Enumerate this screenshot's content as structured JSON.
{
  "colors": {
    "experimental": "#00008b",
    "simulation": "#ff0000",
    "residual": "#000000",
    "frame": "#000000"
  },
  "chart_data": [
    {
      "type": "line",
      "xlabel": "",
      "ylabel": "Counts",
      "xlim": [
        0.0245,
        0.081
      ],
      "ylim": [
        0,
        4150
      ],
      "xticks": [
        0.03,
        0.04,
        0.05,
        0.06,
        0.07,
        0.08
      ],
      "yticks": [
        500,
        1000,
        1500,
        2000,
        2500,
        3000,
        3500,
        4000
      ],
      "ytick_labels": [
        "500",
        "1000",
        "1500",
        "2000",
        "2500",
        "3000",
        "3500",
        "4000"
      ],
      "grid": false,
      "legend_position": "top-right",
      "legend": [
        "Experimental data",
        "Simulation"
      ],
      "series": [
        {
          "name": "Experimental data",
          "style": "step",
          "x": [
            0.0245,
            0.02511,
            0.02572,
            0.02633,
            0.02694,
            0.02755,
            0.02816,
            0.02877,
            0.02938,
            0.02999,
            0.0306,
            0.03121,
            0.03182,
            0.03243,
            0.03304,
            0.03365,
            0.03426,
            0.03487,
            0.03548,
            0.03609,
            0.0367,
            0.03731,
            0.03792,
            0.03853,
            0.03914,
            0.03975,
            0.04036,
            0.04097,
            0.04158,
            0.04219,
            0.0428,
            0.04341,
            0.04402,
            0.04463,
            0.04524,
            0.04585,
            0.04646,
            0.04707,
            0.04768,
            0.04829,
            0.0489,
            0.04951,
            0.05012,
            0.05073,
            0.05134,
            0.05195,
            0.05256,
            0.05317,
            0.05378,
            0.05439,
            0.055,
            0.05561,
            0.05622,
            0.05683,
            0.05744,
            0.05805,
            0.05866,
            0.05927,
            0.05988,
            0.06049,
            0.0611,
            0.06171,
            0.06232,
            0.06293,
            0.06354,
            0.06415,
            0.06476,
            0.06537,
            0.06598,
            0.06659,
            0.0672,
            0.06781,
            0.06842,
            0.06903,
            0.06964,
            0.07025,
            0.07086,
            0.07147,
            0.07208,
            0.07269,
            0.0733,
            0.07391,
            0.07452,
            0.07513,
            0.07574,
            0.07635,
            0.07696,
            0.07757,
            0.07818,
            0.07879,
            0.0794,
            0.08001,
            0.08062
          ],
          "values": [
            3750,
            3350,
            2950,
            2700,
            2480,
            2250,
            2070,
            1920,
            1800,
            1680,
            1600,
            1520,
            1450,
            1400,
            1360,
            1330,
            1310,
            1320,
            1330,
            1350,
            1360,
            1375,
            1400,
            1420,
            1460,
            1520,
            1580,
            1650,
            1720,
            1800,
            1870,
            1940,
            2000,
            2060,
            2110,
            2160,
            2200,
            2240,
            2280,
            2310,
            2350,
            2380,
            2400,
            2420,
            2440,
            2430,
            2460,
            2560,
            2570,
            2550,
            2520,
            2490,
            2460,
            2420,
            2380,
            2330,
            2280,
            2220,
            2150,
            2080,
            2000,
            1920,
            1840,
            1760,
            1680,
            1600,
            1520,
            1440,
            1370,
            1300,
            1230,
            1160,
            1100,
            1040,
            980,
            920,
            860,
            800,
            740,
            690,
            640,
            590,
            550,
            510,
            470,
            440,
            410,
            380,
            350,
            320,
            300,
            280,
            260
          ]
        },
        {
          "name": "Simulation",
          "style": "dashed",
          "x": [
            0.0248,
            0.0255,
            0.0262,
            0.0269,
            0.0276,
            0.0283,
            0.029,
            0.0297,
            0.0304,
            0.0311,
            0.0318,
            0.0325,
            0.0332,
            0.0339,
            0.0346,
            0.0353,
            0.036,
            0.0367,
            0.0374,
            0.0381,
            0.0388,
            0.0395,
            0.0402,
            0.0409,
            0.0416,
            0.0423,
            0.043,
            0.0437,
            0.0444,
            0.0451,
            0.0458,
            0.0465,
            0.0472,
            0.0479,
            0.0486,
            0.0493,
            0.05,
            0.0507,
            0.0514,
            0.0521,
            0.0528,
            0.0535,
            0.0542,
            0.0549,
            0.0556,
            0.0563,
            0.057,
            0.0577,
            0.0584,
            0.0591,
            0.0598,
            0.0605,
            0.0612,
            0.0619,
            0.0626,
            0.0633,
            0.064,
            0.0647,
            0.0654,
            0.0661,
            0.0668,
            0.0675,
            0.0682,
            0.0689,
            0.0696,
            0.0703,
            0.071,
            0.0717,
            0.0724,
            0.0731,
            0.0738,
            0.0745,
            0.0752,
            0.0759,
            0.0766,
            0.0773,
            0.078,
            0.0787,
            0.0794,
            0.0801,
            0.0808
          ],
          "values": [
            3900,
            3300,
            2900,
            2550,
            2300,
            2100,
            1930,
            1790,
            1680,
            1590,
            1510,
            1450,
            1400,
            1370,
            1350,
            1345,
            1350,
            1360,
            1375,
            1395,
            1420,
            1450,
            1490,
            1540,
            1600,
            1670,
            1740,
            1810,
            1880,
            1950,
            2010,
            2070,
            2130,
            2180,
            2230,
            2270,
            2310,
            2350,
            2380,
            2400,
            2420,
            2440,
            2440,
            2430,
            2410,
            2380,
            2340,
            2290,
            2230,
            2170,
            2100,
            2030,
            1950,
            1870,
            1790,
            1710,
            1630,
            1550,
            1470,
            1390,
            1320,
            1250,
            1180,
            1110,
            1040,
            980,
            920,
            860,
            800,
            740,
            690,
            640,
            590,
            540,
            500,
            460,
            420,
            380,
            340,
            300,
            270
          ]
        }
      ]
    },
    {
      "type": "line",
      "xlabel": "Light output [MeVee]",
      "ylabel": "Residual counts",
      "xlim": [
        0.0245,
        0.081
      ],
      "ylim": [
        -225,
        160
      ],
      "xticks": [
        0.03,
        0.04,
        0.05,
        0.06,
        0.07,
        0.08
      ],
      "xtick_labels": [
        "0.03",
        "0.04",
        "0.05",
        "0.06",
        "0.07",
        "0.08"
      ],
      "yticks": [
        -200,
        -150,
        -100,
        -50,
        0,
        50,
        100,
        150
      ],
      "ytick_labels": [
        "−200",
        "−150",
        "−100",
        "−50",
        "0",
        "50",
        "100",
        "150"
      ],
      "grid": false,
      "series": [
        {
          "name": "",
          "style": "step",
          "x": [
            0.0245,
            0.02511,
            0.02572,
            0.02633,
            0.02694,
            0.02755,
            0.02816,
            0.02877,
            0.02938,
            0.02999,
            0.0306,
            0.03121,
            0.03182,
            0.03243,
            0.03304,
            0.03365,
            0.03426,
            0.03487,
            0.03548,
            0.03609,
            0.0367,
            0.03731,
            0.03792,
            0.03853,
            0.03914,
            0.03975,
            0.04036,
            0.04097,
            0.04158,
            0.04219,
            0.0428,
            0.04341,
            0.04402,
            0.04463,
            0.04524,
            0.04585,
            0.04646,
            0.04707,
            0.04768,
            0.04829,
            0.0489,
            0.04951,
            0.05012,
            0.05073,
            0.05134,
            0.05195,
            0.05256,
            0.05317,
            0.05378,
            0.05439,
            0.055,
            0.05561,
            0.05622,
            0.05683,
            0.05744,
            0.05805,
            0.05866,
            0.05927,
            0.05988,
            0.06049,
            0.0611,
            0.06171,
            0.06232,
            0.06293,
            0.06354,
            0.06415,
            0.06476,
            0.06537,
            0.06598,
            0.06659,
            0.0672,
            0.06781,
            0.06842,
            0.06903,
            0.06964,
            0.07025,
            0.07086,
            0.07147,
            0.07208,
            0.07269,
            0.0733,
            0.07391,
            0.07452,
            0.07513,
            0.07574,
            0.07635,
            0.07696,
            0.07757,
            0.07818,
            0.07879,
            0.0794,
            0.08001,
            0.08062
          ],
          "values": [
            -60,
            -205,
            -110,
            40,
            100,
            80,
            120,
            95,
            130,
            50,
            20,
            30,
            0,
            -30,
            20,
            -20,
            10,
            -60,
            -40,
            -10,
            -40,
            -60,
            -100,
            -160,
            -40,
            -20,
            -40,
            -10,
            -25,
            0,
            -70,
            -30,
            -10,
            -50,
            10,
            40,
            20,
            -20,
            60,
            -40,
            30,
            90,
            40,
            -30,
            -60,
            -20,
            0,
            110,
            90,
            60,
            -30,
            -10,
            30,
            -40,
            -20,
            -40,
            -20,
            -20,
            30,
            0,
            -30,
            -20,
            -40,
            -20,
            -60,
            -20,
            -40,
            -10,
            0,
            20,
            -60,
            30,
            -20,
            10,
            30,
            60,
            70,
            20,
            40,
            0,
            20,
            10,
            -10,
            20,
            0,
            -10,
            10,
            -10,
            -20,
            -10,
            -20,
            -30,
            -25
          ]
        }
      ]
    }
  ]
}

- **WHAT TO WORK ON**:
Pick out every line of the listing containing the word "ylabel", and show those lines.

- **RESPONSE FOR THIS EXERCISE**:
      "ylabel": "Counts",
      "ylabel": "Residual counts",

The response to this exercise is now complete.